# Task details:
Please copy the data below line for line, leaving out the pictures.

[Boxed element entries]
-------------------------

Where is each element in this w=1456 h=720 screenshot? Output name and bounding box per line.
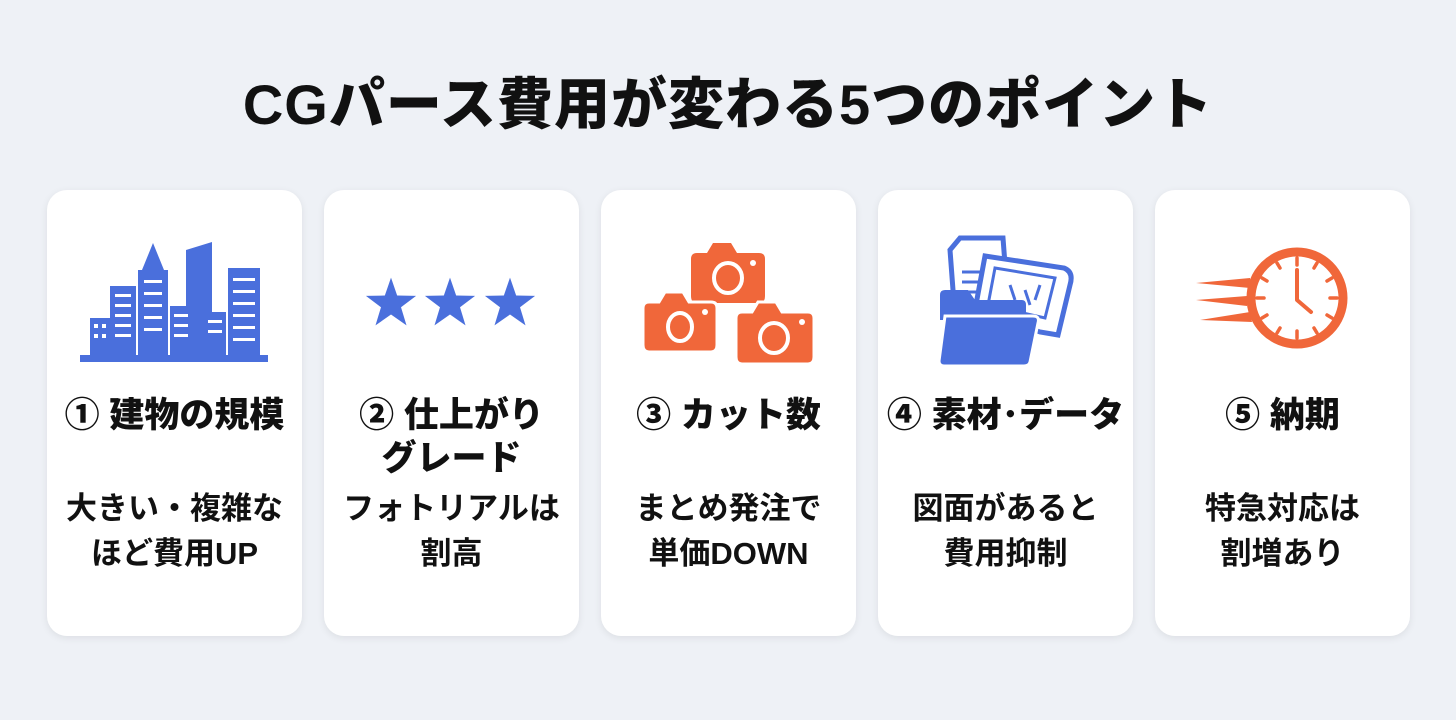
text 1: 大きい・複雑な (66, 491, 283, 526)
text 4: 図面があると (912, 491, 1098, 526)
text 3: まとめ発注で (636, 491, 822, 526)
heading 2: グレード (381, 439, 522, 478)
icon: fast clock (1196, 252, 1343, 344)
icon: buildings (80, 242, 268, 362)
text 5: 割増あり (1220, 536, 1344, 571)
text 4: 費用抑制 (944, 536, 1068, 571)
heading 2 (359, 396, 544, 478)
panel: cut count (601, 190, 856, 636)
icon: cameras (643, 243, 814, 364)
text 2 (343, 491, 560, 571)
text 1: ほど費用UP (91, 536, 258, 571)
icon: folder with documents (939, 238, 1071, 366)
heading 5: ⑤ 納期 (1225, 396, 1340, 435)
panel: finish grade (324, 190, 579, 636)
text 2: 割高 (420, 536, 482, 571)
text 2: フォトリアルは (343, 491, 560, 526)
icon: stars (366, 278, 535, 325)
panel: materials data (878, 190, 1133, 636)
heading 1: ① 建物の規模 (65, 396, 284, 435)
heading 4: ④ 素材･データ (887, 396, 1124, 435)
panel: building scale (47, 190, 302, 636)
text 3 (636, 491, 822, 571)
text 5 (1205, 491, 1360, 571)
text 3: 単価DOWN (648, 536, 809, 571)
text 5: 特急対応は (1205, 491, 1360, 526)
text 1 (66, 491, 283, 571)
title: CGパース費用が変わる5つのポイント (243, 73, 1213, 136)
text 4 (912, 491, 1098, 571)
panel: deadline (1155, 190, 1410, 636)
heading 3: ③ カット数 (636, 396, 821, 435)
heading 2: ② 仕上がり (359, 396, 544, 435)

-------------------------

# Solution for this exercise:
Where is each element in this w=1456 h=720 screenshot? Output name and bounding box per line.
text 1: 大きい・複雑な (66, 491, 283, 526)
text 4: 図面があると (912, 491, 1098, 526)
text 3: まとめ発注で (636, 491, 822, 526)
heading 2: グレード (381, 439, 522, 478)
icon: fast clock (1196, 252, 1343, 344)
icon: buildings (80, 242, 268, 362)
text 5: 割増あり (1220, 536, 1344, 571)
text 4: 費用抑制 (944, 536, 1068, 571)
heading 2 (359, 396, 544, 478)
panel: cut count (601, 190, 856, 636)
icon: cameras (643, 243, 814, 364)
text 2 (343, 491, 560, 571)
text 1: ほど費用UP (91, 536, 258, 571)
icon: folder with documents (939, 238, 1071, 366)
heading 5: ⑤ 納期 (1225, 396, 1340, 435)
panel: finish grade (324, 190, 579, 636)
text 2: 割高 (420, 536, 482, 571)
text 2: フォトリアルは (343, 491, 560, 526)
icon: stars (366, 278, 535, 325)
panel: materials data (878, 190, 1133, 636)
heading 1: ① 建物の規模 (65, 396, 284, 435)
heading 4: ④ 素材･データ (887, 396, 1124, 435)
panel: building scale (47, 190, 302, 636)
text 3 (636, 491, 822, 571)
text 5 (1205, 491, 1360, 571)
text 3: 単価DOWN (648, 536, 809, 571)
text 5: 特急対応は (1205, 491, 1360, 526)
text 1 (66, 491, 283, 571)
title: CGパース費用が変わる5つのポイント (243, 73, 1213, 136)
text 4 (912, 491, 1098, 571)
panel: deadline (1155, 190, 1410, 636)
heading 3: ③ カット数 (636, 396, 821, 435)
heading 2: ② 仕上がり (359, 396, 544, 435)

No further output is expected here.